Instruction:
Return the lines below word for word, from the start of the lines through the line that contains "title-block: December 2025".
::: Dataset records
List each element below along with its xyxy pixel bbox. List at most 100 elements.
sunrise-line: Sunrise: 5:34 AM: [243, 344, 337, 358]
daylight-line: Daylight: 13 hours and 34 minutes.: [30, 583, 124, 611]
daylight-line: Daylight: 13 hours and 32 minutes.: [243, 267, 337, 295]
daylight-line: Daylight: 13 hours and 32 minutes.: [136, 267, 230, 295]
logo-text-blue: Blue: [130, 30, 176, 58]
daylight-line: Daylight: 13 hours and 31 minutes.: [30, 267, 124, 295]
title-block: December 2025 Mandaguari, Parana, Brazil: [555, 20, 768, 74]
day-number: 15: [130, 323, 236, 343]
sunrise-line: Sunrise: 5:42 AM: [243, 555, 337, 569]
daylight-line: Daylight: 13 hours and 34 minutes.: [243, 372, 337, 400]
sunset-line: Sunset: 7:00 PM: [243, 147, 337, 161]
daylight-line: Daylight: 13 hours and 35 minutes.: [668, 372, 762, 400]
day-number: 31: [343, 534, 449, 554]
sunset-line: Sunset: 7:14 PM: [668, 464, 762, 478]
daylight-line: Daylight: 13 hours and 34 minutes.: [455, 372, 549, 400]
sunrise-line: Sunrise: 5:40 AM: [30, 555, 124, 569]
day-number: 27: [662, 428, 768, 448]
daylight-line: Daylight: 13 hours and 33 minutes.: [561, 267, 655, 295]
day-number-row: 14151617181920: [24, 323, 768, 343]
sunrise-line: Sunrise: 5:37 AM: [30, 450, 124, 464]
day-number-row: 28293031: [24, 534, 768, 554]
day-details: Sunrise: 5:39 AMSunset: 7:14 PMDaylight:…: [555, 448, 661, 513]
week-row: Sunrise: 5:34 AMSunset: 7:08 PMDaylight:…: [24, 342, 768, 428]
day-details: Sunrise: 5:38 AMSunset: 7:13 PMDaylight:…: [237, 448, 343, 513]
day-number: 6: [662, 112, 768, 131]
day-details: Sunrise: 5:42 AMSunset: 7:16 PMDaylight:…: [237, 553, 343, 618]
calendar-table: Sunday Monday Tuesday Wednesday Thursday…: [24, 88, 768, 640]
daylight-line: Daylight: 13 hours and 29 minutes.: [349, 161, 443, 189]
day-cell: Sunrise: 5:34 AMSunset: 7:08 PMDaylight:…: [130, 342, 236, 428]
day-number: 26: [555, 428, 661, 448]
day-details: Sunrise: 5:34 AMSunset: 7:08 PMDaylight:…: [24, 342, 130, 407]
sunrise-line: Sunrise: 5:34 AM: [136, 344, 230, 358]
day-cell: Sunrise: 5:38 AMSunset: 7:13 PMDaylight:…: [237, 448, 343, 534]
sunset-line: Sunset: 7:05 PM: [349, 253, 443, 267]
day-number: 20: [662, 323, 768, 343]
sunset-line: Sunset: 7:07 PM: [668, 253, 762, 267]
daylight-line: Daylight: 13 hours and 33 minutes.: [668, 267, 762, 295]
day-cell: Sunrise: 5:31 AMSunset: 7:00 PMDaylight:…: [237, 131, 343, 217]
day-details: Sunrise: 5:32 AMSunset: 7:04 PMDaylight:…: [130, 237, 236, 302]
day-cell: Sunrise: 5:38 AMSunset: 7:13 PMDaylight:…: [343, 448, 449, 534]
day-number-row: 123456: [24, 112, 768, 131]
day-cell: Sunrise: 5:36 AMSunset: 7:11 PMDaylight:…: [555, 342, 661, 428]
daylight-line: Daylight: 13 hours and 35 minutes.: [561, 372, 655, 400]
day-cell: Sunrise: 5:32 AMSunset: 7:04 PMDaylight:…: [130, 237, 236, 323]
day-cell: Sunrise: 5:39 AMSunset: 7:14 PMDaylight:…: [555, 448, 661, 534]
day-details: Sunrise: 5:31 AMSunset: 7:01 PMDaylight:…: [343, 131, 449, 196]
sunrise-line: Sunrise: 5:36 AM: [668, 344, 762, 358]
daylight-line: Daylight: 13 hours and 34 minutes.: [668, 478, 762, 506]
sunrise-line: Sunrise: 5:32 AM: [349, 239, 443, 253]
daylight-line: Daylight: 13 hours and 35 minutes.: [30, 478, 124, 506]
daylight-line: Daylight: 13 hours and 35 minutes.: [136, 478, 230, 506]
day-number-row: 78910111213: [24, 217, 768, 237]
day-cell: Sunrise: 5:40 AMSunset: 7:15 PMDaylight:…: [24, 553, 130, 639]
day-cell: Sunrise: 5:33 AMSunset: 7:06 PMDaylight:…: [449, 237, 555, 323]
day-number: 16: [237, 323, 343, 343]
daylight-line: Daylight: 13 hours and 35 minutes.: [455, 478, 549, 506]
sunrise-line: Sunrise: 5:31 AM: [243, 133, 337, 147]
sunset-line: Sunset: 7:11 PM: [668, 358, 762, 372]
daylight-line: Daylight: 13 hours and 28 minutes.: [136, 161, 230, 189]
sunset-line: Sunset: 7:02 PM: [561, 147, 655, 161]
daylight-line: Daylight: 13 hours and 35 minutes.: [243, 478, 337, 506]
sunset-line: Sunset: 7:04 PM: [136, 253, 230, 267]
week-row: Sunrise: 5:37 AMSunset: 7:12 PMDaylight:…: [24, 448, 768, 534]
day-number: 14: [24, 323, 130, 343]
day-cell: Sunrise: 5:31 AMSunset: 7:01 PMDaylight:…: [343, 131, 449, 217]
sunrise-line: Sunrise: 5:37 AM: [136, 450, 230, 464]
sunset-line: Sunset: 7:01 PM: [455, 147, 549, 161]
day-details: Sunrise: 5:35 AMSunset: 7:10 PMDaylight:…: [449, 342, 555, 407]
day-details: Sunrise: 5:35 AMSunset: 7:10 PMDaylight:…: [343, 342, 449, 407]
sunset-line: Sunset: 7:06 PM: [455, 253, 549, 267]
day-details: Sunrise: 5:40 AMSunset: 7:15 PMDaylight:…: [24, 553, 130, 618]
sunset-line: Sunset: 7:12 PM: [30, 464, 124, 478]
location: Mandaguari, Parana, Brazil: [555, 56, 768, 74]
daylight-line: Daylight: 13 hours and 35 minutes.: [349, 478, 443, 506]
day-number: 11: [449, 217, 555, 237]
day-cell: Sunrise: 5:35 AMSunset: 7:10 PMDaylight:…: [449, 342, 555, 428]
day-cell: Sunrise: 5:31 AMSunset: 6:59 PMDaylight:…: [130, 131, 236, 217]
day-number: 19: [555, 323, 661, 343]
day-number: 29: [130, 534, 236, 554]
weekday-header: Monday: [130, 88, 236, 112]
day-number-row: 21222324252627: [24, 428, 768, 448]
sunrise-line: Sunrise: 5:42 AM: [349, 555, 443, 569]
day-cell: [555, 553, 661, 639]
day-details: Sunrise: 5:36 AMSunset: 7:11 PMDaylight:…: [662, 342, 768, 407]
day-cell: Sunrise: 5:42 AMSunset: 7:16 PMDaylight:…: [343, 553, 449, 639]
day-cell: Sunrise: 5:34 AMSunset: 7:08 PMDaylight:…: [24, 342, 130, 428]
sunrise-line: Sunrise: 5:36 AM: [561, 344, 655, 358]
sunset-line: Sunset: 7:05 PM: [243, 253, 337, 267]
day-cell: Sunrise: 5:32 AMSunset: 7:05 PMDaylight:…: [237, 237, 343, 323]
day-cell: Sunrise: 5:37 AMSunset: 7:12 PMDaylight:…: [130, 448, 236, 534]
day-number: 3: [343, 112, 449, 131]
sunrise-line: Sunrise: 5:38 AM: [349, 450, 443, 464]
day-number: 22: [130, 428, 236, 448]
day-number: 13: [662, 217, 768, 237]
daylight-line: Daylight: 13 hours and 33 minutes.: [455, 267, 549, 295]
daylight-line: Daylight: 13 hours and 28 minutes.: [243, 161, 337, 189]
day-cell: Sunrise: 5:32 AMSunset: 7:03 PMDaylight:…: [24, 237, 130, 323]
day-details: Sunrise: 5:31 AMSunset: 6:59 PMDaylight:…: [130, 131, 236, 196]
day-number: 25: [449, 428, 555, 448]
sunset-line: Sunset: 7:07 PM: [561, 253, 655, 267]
::::::
Answer for this exercise:
List each element below along with its xyxy pixel bbox. List at most 100 elements.
sunrise-line: Sunrise: 5:34 AM: [243, 344, 337, 358]
daylight-line: Daylight: 13 hours and 34 minutes.: [30, 583, 124, 611]
daylight-line: Daylight: 13 hours and 32 minutes.: [243, 267, 337, 295]
daylight-line: Daylight: 13 hours and 32 minutes.: [136, 267, 230, 295]
logo-text-blue: Blue: [130, 30, 176, 58]
daylight-line: Daylight: 13 hours and 31 minutes.: [30, 267, 124, 295]
title-block: December 2025 Mandaguari, Parana, Brazil: [555, 20, 768, 74]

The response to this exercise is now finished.